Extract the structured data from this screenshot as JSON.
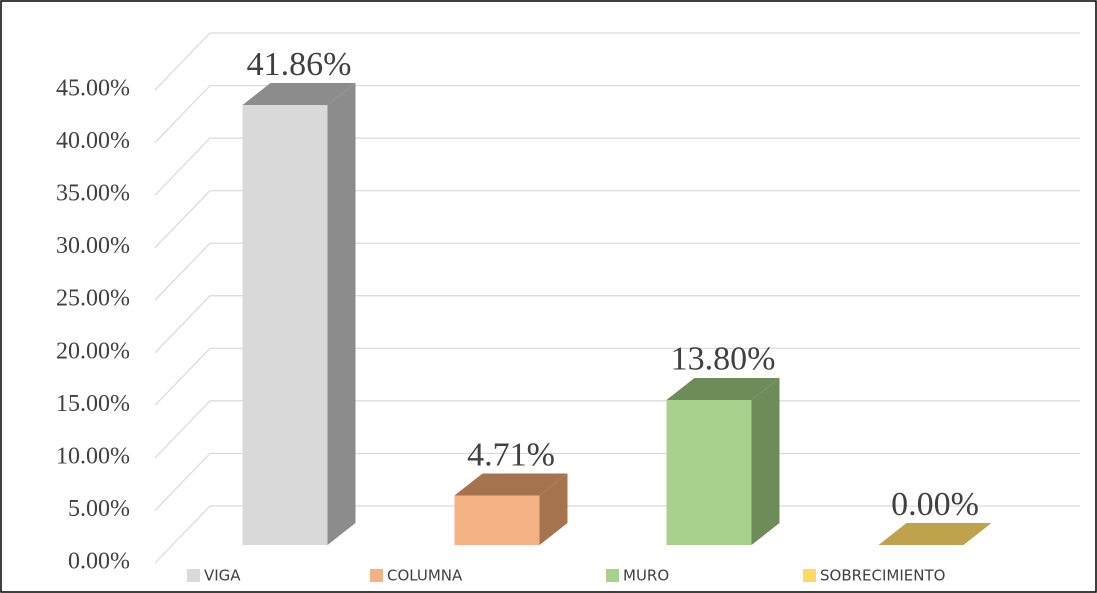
{
  "chart_data": {
    "type": "bar3d",
    "categories": [
      "VIGA",
      "COLUMNA",
      "MURO",
      "SOBRECIMIENTO"
    ],
    "values": [
      41.86,
      4.71,
      13.8,
      0.0
    ],
    "value_labels": [
      "41.86%",
      "4.71%",
      "13.80%",
      "0.00%"
    ],
    "colors": [
      "#d9d9d9",
      "#f4b183",
      "#a9d18e",
      "#ffd966"
    ],
    "side_colors": [
      "#8c8c8c",
      "#a5744f",
      "#6e8c5a",
      "#bfa34c"
    ],
    "ylim": [
      0,
      45
    ],
    "yticks": [
      {
        "value": 0,
        "label": "0.00%"
      },
      {
        "value": 5,
        "label": "5.00%"
      },
      {
        "value": 10,
        "label": "10.00%"
      },
      {
        "value": 15,
        "label": "15.00%"
      },
      {
        "value": 20,
        "label": "20.00%"
      },
      {
        "value": 25,
        "label": "25.00%"
      },
      {
        "value": 30,
        "label": "30.00%"
      },
      {
        "value": 35,
        "label": "35.00%"
      },
      {
        "value": 40,
        "label": "40.00%"
      },
      {
        "value": 45,
        "label": "45.00%"
      }
    ],
    "grid": true,
    "legend": "bottom"
  }
}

■ ■ ■ ■

Exercise brief:
Leave out the pictures and give the listing above again exactly.

Written reply:
Extract the structured data from this screenshot as JSON.
{
  "chart_data": {
    "type": "bar3d",
    "categories": [
      "VIGA",
      "COLUMNA",
      "MURO",
      "SOBRECIMIENTO"
    ],
    "values": [
      41.86,
      4.71,
      13.8,
      0.0
    ],
    "value_labels": [
      "41.86%",
      "4.71%",
      "13.80%",
      "0.00%"
    ],
    "colors": [
      "#d9d9d9",
      "#f4b183",
      "#a9d18e",
      "#ffd966"
    ],
    "side_colors": [
      "#8c8c8c",
      "#a5744f",
      "#6e8c5a",
      "#bfa34c"
    ],
    "ylim": [
      0,
      45
    ],
    "yticks": [
      {
        "value": 0,
        "label": "0.00%"
      },
      {
        "value": 5,
        "label": "5.00%"
      },
      {
        "value": 10,
        "label": "10.00%"
      },
      {
        "value": 15,
        "label": "15.00%"
      },
      {
        "value": 20,
        "label": "20.00%"
      },
      {
        "value": 25,
        "label": "25.00%"
      },
      {
        "value": 30,
        "label": "30.00%"
      },
      {
        "value": 35,
        "label": "35.00%"
      },
      {
        "value": 40,
        "label": "40.00%"
      },
      {
        "value": 45,
        "label": "45.00%"
      }
    ],
    "grid": true,
    "legend": "bottom"
  }
}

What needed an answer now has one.